***** Input records

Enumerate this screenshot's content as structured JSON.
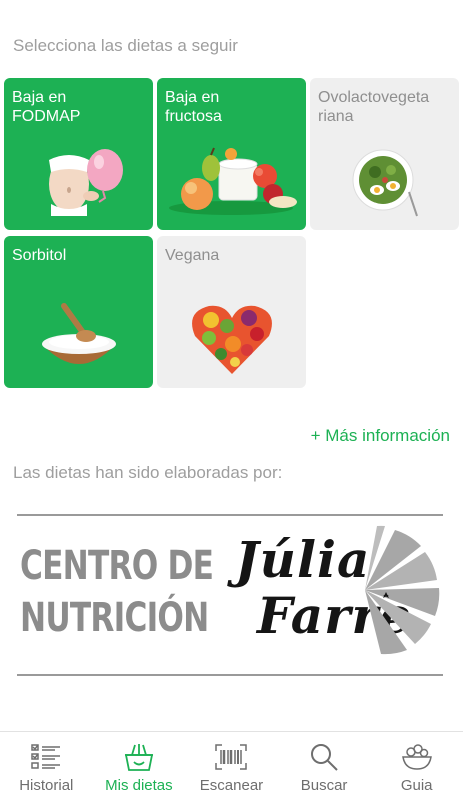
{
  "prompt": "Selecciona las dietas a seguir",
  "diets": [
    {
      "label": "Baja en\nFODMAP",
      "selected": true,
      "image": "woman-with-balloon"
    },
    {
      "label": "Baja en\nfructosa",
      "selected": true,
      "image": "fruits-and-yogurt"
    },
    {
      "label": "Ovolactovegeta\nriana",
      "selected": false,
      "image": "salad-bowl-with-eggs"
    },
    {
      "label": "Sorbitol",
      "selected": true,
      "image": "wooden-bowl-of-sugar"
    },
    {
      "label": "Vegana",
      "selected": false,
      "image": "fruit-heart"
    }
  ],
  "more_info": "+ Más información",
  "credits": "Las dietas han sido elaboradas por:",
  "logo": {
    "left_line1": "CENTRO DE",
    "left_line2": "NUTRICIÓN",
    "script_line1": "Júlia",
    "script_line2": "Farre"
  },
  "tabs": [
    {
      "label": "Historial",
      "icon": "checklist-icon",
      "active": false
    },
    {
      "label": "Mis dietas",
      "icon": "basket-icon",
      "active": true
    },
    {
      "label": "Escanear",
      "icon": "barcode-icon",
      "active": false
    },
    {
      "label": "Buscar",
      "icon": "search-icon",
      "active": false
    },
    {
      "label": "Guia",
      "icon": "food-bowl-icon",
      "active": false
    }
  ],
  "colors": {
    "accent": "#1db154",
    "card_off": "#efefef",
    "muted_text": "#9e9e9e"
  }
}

**********

▸ Given request
Copy out all the data exactly; skip the pictures.

▸ Correct output
Enumerate this screenshot's content as structured JSON.
{
  "prompt": "Selecciona las dietas a seguir",
  "diets": [
    {
      "label": "Baja en\nFODMAP",
      "selected": true,
      "image": "woman-with-balloon"
    },
    {
      "label": "Baja en\nfructosa",
      "selected": true,
      "image": "fruits-and-yogurt"
    },
    {
      "label": "Ovolactovegeta\nriana",
      "selected": false,
      "image": "salad-bowl-with-eggs"
    },
    {
      "label": "Sorbitol",
      "selected": true,
      "image": "wooden-bowl-of-sugar"
    },
    {
      "label": "Vegana",
      "selected": false,
      "image": "fruit-heart"
    }
  ],
  "more_info": "+ Más información",
  "credits": "Las dietas han sido elaboradas por:",
  "logo": {
    "left_line1": "CENTRO DE",
    "left_line2": "NUTRICIÓN",
    "script_line1": "Júlia",
    "script_line2": "Farre"
  },
  "tabs": [
    {
      "label": "Historial",
      "icon": "checklist-icon",
      "active": false
    },
    {
      "label": "Mis dietas",
      "icon": "basket-icon",
      "active": true
    },
    {
      "label": "Escanear",
      "icon": "barcode-icon",
      "active": false
    },
    {
      "label": "Buscar",
      "icon": "search-icon",
      "active": false
    },
    {
      "label": "Guia",
      "icon": "food-bowl-icon",
      "active": false
    }
  ],
  "colors": {
    "accent": "#1db154",
    "card_off": "#efefef",
    "muted_text": "#9e9e9e"
  }
}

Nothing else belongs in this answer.